(MATERIAL FOR THIS EXERCISE)
━━━━━━━━
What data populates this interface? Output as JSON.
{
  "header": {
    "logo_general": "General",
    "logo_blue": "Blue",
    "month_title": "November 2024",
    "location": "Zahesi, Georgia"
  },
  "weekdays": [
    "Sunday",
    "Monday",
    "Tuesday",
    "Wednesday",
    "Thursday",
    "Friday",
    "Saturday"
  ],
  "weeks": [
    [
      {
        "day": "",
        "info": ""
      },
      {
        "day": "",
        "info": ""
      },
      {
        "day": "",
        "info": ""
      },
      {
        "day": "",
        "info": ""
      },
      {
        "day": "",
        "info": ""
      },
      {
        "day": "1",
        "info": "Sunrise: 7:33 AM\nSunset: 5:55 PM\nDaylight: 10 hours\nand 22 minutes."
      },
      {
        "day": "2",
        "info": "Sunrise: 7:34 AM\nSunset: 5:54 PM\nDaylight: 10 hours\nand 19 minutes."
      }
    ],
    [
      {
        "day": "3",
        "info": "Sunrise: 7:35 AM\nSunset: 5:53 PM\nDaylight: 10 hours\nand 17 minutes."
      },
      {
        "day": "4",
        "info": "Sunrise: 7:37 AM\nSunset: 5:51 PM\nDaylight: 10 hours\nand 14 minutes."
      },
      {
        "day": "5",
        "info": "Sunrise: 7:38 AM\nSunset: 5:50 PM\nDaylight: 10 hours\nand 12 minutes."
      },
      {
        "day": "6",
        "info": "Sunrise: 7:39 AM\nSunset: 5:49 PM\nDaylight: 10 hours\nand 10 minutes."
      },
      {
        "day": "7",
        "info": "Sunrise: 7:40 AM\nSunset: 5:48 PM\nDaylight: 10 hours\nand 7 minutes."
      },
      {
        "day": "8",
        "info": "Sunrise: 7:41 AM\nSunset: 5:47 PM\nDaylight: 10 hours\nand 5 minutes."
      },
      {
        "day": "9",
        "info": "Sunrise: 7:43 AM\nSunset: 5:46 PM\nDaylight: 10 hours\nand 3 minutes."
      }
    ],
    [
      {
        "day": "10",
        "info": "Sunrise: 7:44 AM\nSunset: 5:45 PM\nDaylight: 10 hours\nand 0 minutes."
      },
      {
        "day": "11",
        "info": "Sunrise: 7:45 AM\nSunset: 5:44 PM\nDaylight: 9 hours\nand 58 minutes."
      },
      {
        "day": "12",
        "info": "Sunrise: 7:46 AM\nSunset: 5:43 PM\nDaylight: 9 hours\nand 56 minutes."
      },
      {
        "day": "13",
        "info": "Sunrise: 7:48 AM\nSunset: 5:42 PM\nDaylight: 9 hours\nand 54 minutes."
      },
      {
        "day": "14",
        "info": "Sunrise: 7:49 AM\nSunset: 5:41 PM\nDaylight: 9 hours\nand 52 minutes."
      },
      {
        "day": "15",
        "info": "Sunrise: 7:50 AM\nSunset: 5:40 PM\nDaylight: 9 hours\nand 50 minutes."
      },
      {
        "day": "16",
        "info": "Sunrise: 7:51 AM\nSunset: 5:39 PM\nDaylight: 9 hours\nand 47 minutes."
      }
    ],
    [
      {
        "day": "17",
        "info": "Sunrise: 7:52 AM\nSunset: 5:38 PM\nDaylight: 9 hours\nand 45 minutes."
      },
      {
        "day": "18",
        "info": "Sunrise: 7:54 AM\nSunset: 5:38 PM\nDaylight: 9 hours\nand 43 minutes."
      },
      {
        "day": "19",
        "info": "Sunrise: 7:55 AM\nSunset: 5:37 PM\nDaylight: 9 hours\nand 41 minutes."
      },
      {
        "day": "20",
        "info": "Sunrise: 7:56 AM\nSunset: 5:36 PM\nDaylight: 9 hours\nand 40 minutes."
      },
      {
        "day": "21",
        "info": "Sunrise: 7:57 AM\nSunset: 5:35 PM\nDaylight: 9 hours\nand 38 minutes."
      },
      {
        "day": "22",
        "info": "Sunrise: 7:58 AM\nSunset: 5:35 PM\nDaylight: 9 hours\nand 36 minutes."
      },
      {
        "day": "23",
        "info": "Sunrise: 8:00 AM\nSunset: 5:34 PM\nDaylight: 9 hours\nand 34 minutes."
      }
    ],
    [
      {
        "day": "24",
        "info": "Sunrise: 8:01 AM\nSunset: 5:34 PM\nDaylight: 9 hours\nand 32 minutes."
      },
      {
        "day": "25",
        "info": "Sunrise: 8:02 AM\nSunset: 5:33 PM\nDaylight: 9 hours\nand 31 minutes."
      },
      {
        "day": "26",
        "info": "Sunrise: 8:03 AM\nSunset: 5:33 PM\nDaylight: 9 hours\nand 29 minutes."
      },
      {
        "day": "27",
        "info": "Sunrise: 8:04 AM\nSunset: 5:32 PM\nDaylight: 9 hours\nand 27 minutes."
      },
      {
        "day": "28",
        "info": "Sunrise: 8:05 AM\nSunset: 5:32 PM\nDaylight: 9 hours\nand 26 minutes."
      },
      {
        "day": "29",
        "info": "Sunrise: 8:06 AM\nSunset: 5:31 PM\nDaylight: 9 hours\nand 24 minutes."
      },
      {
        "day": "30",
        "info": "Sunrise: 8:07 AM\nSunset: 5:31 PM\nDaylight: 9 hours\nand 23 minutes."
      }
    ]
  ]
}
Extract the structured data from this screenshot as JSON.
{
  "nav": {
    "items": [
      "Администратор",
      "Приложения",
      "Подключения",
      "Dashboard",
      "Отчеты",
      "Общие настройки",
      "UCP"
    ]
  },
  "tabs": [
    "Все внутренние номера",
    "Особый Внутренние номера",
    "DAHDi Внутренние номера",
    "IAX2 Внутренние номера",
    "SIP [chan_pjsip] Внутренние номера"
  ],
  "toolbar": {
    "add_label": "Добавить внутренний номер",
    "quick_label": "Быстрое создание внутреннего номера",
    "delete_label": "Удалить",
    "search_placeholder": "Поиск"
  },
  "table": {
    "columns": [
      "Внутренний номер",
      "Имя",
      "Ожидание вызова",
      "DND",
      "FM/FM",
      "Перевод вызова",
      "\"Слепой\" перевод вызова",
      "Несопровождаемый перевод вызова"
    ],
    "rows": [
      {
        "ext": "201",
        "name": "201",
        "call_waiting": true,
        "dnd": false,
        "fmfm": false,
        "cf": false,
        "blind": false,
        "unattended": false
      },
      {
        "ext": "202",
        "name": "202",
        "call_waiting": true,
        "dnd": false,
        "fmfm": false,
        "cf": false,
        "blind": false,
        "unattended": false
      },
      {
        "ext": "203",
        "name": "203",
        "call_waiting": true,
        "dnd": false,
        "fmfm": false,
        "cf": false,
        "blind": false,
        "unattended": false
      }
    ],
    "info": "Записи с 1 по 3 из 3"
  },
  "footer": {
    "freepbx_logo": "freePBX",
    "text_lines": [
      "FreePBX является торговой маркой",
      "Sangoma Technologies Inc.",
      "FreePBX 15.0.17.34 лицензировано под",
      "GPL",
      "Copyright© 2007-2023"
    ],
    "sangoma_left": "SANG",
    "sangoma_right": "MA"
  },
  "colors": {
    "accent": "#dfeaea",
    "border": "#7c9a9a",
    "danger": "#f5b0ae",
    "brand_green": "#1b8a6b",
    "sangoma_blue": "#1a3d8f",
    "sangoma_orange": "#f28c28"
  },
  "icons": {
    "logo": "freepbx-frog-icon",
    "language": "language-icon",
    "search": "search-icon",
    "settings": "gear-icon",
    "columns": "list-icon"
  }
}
━━━━━━━━
(WHAT IS BEING ASKED) Go through the data and gather every line that holds "номера".

(IN RESPONSE)
    "Все внутренние номера",
    "Особый Внутренние номера",
    "DAHDi Внутренние номера",
    "IAX2 Внутренние номера",
    "SIP [chan_pjsip] Внутренние номера"
    "quick_label": "Быстрое создание внутреннего номера",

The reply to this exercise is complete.